### Goal
Look through the listing and locate every line containing the word "Harry"; copy those lines.

[Stored data entries]
● ● ● ● ● ● ●

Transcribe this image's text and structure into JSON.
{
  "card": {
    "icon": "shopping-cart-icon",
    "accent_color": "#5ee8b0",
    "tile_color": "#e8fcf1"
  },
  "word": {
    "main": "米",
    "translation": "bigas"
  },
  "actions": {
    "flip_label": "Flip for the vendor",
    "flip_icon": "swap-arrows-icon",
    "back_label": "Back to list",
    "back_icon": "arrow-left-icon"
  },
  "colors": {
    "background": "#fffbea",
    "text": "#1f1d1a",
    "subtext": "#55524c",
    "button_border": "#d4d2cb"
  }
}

● ● ● ● ● ● ●

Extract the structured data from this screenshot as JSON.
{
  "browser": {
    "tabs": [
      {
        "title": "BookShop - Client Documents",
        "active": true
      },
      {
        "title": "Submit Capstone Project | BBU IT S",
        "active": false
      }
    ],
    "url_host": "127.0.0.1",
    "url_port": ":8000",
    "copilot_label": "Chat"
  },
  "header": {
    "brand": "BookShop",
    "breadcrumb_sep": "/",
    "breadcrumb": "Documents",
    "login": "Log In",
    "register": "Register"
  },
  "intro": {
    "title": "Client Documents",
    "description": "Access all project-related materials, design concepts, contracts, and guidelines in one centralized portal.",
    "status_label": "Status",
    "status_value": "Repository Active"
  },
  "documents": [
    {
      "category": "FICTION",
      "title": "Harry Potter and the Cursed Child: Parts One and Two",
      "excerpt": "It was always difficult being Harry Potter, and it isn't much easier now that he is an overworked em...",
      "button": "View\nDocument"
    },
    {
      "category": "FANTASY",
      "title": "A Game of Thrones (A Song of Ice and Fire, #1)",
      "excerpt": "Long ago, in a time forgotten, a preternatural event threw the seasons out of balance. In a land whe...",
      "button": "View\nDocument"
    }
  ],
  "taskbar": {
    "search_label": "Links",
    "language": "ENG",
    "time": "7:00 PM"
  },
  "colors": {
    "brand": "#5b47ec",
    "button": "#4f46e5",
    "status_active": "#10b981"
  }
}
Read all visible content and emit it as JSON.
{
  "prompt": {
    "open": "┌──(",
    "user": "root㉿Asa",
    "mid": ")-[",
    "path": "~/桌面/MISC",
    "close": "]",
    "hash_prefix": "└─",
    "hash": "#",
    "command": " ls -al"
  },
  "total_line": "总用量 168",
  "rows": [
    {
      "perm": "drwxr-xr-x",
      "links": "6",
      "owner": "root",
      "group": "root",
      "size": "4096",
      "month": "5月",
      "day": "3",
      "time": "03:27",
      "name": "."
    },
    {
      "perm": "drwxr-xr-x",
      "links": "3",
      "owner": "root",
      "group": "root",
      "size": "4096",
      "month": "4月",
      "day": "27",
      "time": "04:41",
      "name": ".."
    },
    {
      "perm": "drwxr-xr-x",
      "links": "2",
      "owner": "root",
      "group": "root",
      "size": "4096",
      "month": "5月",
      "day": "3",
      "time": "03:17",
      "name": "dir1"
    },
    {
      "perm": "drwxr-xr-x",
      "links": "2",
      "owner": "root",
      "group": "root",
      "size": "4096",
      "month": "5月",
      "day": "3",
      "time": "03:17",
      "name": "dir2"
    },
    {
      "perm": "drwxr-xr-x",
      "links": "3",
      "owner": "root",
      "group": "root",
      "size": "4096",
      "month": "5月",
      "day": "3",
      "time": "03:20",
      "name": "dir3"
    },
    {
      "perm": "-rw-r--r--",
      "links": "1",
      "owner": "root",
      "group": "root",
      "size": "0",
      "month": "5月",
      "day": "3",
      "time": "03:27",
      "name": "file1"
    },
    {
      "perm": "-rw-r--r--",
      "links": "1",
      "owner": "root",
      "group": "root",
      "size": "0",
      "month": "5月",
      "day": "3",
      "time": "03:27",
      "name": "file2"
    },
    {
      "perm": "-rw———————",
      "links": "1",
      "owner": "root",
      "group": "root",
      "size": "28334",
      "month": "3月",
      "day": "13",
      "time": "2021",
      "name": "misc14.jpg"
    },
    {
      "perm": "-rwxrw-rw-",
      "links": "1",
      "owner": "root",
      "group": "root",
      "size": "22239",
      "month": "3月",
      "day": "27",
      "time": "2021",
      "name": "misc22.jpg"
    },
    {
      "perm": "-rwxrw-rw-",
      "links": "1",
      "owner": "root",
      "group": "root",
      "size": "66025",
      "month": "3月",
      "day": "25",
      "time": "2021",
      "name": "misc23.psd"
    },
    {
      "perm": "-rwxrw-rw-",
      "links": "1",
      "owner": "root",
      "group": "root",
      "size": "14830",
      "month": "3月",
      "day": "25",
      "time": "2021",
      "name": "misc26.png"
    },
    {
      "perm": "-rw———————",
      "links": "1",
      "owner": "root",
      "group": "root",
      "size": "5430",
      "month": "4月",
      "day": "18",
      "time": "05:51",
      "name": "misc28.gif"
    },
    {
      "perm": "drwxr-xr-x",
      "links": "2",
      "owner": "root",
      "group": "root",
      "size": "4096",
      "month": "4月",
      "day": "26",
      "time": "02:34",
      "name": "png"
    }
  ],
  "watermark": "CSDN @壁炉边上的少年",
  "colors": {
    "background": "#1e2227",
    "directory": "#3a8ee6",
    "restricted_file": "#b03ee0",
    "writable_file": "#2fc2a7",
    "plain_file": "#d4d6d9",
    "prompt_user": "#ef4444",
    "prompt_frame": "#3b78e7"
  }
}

● ● ● ● ● ● ●

### Written answer
      "title": "Harry Potter and the Cursed Child: Parts One and Two",
      "excerpt": "It was always difficult being Harry Potter, and it isn't much easier now that he is an overworked em...",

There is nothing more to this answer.